RECORDS FOR PROCESSING
▼▼▼

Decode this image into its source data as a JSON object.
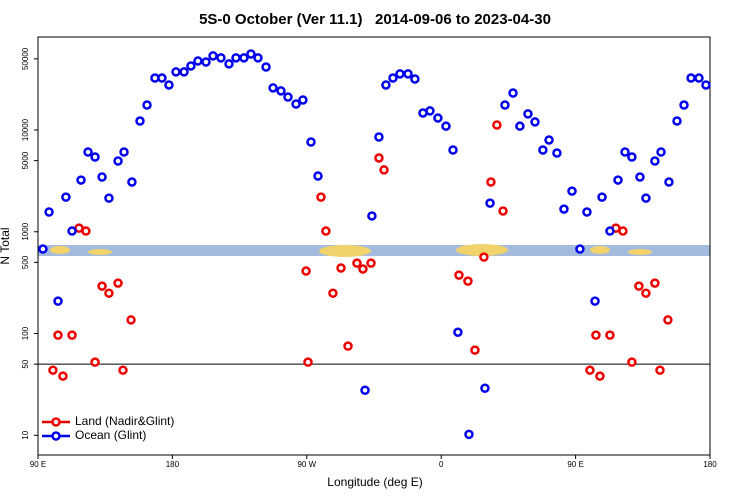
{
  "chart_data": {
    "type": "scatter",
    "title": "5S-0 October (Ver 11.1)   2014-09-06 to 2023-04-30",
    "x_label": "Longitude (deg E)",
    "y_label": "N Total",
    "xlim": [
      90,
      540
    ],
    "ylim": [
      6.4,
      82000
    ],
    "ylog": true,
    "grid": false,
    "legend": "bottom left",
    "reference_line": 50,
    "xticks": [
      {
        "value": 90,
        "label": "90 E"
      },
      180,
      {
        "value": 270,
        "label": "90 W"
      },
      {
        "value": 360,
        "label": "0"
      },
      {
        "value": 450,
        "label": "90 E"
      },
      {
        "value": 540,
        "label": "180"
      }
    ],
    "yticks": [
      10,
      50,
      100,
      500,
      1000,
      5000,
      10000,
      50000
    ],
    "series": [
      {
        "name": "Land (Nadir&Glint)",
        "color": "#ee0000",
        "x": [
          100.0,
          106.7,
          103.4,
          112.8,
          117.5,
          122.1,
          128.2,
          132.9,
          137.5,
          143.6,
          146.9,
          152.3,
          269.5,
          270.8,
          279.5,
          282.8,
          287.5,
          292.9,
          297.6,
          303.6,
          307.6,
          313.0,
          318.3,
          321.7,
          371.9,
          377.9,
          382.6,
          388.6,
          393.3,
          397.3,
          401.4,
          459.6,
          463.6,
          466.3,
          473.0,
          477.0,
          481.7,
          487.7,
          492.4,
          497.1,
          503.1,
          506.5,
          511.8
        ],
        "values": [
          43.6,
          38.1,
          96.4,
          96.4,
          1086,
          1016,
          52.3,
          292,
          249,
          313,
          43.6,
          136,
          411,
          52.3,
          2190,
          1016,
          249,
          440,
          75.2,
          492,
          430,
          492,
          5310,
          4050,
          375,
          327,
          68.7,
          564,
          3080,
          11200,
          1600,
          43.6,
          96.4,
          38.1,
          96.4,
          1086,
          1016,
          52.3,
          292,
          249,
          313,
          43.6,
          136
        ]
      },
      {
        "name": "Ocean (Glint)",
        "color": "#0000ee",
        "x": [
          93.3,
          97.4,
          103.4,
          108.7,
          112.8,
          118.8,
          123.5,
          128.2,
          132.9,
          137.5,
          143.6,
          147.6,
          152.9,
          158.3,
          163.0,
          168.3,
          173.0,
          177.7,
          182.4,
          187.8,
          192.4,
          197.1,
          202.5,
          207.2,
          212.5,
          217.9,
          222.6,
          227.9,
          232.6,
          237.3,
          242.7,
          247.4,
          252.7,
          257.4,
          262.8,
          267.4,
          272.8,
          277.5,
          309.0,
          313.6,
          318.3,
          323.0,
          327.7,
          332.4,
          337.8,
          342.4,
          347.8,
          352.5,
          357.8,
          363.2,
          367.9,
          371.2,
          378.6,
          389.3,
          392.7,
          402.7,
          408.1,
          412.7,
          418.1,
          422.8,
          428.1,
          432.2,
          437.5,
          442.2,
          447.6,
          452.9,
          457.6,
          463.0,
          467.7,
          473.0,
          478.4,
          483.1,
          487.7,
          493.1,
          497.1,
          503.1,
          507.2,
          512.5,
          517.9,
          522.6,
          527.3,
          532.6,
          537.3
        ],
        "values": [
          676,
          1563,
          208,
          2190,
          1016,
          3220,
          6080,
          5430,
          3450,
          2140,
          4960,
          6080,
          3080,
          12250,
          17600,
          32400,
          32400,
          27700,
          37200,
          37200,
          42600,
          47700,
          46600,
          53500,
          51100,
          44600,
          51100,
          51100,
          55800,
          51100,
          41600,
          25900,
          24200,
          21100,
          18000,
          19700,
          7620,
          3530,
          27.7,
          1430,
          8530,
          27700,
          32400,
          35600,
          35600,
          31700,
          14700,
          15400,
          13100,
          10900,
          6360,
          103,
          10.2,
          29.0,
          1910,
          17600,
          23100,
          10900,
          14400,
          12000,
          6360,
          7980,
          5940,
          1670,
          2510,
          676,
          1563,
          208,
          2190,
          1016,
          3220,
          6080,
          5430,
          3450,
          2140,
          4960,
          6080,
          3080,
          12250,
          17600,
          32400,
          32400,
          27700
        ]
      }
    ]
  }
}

▲▲▲

Quote the data above in full, leaving out the pictures it holds.

Decode this image into its source data as a JSON object.
{
  "chart_data": {
    "type": "scatter",
    "title": "5S-0 October (Ver 11.1)   2014-09-06 to 2023-04-30",
    "x_label": "Longitude (deg E)",
    "y_label": "N Total",
    "xlim": [
      90,
      540
    ],
    "ylim": [
      6.4,
      82000
    ],
    "ylog": true,
    "grid": false,
    "legend": "bottom left",
    "reference_line": 50,
    "xticks": [
      {
        "value": 90,
        "label": "90 E"
      },
      180,
      {
        "value": 270,
        "label": "90 W"
      },
      {
        "value": 360,
        "label": "0"
      },
      {
        "value": 450,
        "label": "90 E"
      },
      {
        "value": 540,
        "label": "180"
      }
    ],
    "yticks": [
      10,
      50,
      100,
      500,
      1000,
      5000,
      10000,
      50000
    ],
    "series": [
      {
        "name": "Land (Nadir&Glint)",
        "color": "#ee0000",
        "x": [
          100.0,
          106.7,
          103.4,
          112.8,
          117.5,
          122.1,
          128.2,
          132.9,
          137.5,
          143.6,
          146.9,
          152.3,
          269.5,
          270.8,
          279.5,
          282.8,
          287.5,
          292.9,
          297.6,
          303.6,
          307.6,
          313.0,
          318.3,
          321.7,
          371.9,
          377.9,
          382.6,
          388.6,
          393.3,
          397.3,
          401.4,
          459.6,
          463.6,
          466.3,
          473.0,
          477.0,
          481.7,
          487.7,
          492.4,
          497.1,
          503.1,
          506.5,
          511.8
        ],
        "values": [
          43.6,
          38.1,
          96.4,
          96.4,
          1086,
          1016,
          52.3,
          292,
          249,
          313,
          43.6,
          136,
          411,
          52.3,
          2190,
          1016,
          249,
          440,
          75.2,
          492,
          430,
          492,
          5310,
          4050,
          375,
          327,
          68.7,
          564,
          3080,
          11200,
          1600,
          43.6,
          96.4,
          38.1,
          96.4,
          1086,
          1016,
          52.3,
          292,
          249,
          313,
          43.6,
          136
        ]
      },
      {
        "name": "Ocean (Glint)",
        "color": "#0000ee",
        "x": [
          93.3,
          97.4,
          103.4,
          108.7,
          112.8,
          118.8,
          123.5,
          128.2,
          132.9,
          137.5,
          143.6,
          147.6,
          152.9,
          158.3,
          163.0,
          168.3,
          173.0,
          177.7,
          182.4,
          187.8,
          192.4,
          197.1,
          202.5,
          207.2,
          212.5,
          217.9,
          222.6,
          227.9,
          232.6,
          237.3,
          242.7,
          247.4,
          252.7,
          257.4,
          262.8,
          267.4,
          272.8,
          277.5,
          309.0,
          313.6,
          318.3,
          323.0,
          327.7,
          332.4,
          337.8,
          342.4,
          347.8,
          352.5,
          357.8,
          363.2,
          367.9,
          371.2,
          378.6,
          389.3,
          392.7,
          402.7,
          408.1,
          412.7,
          418.1,
          422.8,
          428.1,
          432.2,
          437.5,
          442.2,
          447.6,
          452.9,
          457.6,
          463.0,
          467.7,
          473.0,
          478.4,
          483.1,
          487.7,
          493.1,
          497.1,
          503.1,
          507.2,
          512.5,
          517.9,
          522.6,
          527.3,
          532.6,
          537.3
        ],
        "values": [
          676,
          1563,
          208,
          2190,
          1016,
          3220,
          6080,
          5430,
          3450,
          2140,
          4960,
          6080,
          3080,
          12250,
          17600,
          32400,
          32400,
          27700,
          37200,
          37200,
          42600,
          47700,
          46600,
          53500,
          51100,
          44600,
          51100,
          51100,
          55800,
          51100,
          41600,
          25900,
          24200,
          21100,
          18000,
          19700,
          7620,
          3530,
          27.7,
          1430,
          8530,
          27700,
          32400,
          35600,
          35600,
          31700,
          14700,
          15400,
          13100,
          10900,
          6360,
          103,
          10.2,
          29.0,
          1910,
          17600,
          23100,
          10900,
          14400,
          12000,
          6360,
          7980,
          5940,
          1670,
          2510,
          676,
          1563,
          208,
          2190,
          1016,
          3220,
          6080,
          5430,
          3450,
          2140,
          4960,
          6080,
          3080,
          12250,
          17600,
          32400,
          32400,
          27700
        ]
      }
    ]
  }
}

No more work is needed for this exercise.